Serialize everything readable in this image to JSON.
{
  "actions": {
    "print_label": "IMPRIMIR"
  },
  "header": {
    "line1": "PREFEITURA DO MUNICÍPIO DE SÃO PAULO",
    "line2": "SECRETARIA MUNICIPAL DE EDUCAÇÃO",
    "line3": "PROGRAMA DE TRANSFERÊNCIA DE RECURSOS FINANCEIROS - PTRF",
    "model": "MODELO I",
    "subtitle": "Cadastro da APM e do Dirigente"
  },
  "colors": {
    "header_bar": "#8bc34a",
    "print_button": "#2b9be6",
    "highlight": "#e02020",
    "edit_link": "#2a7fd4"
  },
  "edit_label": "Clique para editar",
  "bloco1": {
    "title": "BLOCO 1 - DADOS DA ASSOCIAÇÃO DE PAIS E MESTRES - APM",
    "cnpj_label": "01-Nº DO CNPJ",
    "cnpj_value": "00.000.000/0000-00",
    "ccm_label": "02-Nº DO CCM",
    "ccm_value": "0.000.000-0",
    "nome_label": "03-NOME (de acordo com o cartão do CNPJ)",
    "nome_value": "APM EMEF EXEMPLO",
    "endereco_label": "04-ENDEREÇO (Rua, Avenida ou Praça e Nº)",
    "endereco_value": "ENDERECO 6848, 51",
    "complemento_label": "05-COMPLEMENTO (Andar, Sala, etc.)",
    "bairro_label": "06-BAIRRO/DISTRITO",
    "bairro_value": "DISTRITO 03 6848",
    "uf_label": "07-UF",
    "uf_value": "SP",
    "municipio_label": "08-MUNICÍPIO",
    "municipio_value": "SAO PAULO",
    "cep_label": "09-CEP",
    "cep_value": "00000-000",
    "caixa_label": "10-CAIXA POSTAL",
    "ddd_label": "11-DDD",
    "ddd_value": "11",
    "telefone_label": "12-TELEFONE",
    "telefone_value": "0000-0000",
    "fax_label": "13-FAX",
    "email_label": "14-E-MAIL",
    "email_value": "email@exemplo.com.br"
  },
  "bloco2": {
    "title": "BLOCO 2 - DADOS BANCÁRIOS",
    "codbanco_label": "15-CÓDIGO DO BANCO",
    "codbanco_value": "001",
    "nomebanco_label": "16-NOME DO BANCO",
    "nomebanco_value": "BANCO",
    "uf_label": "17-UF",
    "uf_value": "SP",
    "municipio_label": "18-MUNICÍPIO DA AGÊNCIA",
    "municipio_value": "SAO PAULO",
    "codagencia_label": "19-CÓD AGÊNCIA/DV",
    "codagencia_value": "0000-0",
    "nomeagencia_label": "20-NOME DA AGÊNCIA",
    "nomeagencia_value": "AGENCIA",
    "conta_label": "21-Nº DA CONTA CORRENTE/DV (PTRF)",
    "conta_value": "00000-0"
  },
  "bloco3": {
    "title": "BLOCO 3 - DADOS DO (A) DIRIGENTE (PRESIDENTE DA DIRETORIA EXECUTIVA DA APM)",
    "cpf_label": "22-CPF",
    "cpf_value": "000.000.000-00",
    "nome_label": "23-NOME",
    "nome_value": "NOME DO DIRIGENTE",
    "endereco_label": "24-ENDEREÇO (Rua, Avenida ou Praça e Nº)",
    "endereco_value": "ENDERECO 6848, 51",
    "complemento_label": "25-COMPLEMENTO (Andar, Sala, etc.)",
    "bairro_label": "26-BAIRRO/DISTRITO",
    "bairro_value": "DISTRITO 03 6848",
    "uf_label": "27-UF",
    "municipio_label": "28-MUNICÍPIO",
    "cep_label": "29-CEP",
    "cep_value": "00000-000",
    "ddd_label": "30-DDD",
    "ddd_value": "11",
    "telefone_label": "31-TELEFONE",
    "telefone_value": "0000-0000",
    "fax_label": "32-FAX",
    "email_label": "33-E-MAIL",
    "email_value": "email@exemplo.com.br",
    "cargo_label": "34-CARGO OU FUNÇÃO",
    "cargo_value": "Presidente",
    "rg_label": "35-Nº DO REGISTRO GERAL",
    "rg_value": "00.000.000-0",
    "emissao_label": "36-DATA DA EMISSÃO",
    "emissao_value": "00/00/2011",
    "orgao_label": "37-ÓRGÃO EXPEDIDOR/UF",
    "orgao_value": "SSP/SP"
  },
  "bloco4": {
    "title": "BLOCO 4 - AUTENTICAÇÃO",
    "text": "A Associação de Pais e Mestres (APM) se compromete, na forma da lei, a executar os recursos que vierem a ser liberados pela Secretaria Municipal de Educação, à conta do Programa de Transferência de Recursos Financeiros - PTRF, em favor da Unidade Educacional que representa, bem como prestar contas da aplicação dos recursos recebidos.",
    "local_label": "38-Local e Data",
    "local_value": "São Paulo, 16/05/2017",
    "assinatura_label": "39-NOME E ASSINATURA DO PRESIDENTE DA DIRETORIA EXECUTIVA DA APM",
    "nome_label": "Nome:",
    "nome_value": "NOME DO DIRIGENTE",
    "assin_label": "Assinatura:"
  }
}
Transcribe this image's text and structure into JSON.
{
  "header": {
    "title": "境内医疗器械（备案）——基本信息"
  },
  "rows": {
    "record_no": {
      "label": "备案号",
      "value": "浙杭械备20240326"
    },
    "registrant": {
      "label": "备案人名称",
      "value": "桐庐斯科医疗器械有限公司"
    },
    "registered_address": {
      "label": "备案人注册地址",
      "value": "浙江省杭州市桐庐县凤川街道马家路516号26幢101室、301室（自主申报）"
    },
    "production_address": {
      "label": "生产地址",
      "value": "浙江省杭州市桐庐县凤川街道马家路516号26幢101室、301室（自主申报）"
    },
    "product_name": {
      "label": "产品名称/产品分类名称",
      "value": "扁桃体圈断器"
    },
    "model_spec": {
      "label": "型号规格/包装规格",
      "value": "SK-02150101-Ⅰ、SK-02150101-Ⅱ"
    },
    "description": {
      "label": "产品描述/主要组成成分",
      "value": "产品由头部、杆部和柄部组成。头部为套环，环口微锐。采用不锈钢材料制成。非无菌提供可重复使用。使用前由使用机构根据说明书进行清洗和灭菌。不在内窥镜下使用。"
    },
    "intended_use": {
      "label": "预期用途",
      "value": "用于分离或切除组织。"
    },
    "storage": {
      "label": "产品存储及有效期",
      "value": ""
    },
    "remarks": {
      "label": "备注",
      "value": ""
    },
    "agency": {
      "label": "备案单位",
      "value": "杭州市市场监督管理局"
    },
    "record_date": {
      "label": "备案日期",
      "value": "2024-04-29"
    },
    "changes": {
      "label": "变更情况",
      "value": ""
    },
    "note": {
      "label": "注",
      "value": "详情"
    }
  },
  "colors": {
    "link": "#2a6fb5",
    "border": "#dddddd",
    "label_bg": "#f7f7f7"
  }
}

○ ○ ○ ○

▸ **What this task involves**: Determine how many lines in the listing above hold the string "EXECUTIVA", then write only the number.

▸ **Answer to this problem**: 2